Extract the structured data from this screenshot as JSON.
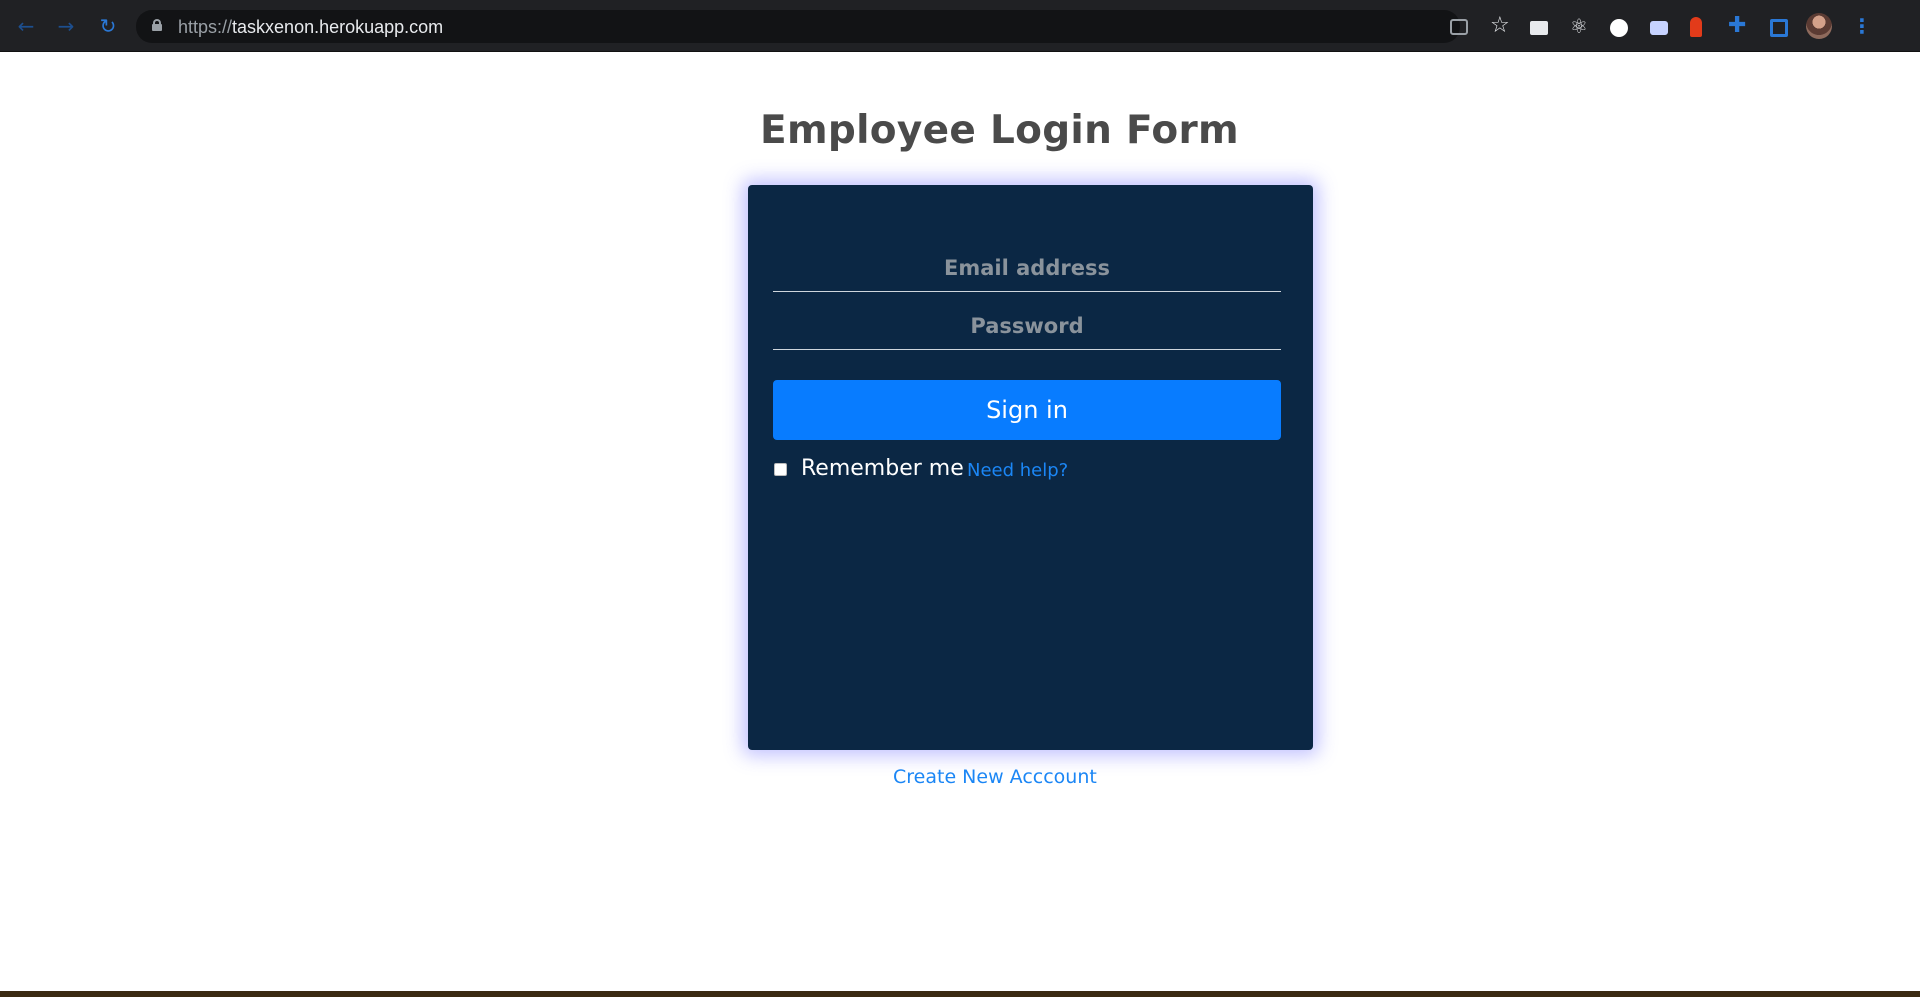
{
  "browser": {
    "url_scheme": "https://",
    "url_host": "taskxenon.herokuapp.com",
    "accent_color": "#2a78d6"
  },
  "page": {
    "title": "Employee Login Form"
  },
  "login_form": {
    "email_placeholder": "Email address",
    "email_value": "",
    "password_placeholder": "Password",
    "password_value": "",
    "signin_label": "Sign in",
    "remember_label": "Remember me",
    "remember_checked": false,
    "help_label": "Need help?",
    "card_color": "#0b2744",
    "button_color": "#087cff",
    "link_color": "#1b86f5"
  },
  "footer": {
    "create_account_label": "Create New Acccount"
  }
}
^^^^
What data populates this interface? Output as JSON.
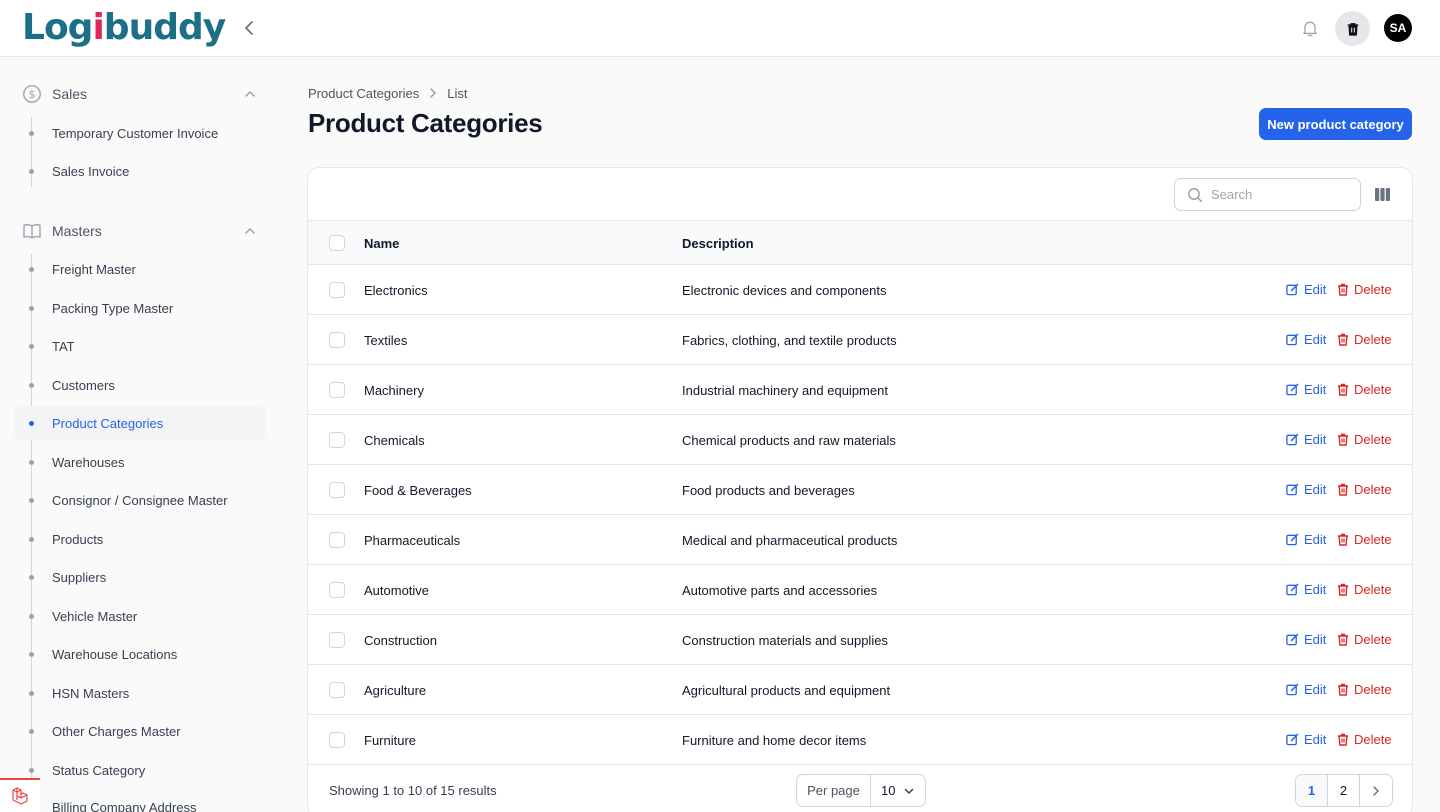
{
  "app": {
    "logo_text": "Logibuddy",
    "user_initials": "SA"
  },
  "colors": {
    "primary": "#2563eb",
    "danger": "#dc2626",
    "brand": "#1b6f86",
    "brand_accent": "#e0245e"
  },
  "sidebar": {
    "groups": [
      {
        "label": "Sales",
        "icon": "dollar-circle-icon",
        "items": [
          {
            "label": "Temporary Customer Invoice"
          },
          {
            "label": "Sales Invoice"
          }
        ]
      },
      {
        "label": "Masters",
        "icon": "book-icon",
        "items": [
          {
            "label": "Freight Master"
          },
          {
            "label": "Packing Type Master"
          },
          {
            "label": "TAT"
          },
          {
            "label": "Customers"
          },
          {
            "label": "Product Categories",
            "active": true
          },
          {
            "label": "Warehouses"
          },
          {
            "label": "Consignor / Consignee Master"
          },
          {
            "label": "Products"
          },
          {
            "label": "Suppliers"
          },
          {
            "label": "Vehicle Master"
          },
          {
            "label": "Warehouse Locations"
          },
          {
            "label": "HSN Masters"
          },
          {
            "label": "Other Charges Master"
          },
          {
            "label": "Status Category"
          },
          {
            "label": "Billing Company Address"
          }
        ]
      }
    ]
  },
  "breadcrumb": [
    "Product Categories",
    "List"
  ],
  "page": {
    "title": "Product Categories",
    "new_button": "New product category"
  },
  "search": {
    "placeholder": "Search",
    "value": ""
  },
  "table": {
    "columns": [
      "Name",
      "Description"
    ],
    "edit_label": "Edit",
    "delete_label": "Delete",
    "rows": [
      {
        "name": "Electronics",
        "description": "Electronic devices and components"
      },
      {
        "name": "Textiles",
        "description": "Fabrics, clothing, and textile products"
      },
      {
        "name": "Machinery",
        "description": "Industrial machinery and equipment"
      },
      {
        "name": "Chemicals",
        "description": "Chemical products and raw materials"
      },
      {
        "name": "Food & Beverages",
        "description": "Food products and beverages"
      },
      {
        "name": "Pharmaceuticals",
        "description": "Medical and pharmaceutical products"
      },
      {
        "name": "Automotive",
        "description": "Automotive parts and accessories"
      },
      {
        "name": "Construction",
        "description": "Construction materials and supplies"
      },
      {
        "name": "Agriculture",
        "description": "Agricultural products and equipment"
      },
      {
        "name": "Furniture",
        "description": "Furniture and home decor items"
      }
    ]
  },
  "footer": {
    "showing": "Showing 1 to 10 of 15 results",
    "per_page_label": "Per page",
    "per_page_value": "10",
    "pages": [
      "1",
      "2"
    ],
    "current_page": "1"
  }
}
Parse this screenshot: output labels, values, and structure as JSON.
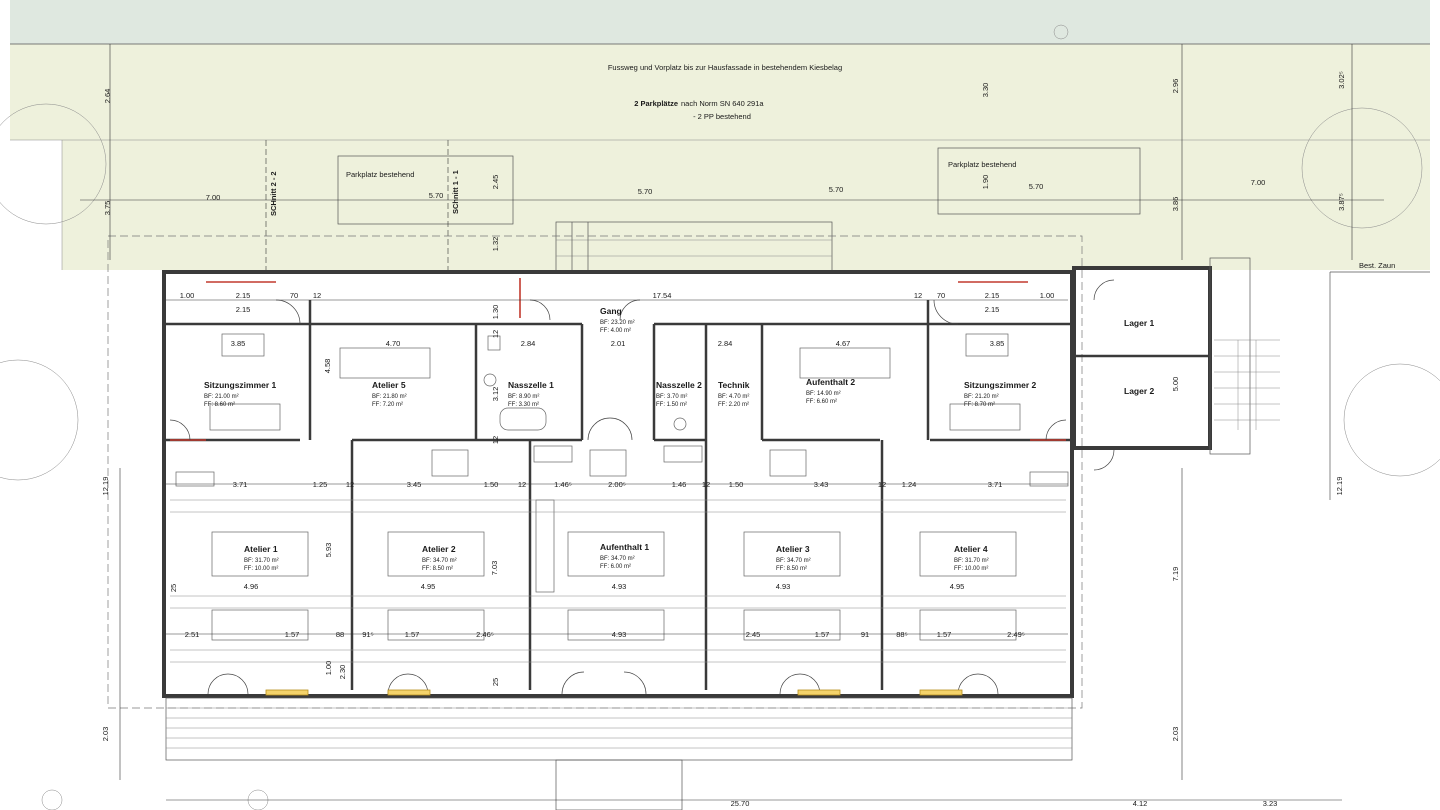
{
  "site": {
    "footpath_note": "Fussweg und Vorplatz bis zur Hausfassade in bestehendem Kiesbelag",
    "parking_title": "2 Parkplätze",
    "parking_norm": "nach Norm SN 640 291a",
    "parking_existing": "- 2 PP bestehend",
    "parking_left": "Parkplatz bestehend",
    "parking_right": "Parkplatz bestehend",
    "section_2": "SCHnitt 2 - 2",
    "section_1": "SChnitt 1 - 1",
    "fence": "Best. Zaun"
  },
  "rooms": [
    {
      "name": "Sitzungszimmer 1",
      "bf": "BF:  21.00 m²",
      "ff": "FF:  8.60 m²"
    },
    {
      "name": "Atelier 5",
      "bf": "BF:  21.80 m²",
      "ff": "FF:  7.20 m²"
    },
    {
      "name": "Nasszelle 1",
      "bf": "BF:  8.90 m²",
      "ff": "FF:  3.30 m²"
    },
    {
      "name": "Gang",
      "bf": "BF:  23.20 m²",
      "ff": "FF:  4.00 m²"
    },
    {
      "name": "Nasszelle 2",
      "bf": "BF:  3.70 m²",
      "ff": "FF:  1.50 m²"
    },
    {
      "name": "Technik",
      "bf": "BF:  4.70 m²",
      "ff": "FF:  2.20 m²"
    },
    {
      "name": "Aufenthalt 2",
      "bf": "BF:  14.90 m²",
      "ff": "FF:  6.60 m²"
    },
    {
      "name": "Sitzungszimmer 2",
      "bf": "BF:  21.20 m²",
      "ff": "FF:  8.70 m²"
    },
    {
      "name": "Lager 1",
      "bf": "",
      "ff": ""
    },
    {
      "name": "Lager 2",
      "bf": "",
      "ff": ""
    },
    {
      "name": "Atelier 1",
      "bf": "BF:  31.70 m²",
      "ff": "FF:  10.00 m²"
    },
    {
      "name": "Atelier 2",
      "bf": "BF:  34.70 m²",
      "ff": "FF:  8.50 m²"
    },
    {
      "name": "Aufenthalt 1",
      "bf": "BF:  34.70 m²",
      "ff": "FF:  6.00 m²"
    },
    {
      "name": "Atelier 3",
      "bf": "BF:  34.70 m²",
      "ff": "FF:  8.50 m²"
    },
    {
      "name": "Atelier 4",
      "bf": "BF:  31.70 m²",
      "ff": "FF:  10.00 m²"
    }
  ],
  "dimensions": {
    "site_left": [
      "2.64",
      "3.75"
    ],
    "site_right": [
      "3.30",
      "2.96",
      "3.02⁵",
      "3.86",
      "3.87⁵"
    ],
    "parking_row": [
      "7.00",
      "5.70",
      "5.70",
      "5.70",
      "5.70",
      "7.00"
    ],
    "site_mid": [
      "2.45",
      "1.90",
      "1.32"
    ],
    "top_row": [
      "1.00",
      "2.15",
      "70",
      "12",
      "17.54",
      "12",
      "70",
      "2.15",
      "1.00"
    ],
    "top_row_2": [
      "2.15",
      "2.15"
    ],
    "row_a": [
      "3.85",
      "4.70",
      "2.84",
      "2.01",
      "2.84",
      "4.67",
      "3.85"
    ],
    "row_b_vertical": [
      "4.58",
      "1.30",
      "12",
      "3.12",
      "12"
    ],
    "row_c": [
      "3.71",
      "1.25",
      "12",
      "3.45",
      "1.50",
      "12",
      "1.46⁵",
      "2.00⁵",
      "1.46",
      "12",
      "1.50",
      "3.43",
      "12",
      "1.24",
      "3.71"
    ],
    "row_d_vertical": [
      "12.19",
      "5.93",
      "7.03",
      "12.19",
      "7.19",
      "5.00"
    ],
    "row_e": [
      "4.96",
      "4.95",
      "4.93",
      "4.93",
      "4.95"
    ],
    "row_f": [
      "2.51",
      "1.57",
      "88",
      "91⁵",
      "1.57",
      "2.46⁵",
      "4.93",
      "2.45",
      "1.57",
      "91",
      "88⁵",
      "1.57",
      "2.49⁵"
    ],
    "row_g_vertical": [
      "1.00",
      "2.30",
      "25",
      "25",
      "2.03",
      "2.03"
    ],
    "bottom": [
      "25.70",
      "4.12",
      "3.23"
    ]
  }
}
^^^^
■ The exercise ■
The word "equipment" may appear on some lines of these records; state how many such lines there are, and nothing else.

■ Solution ■
2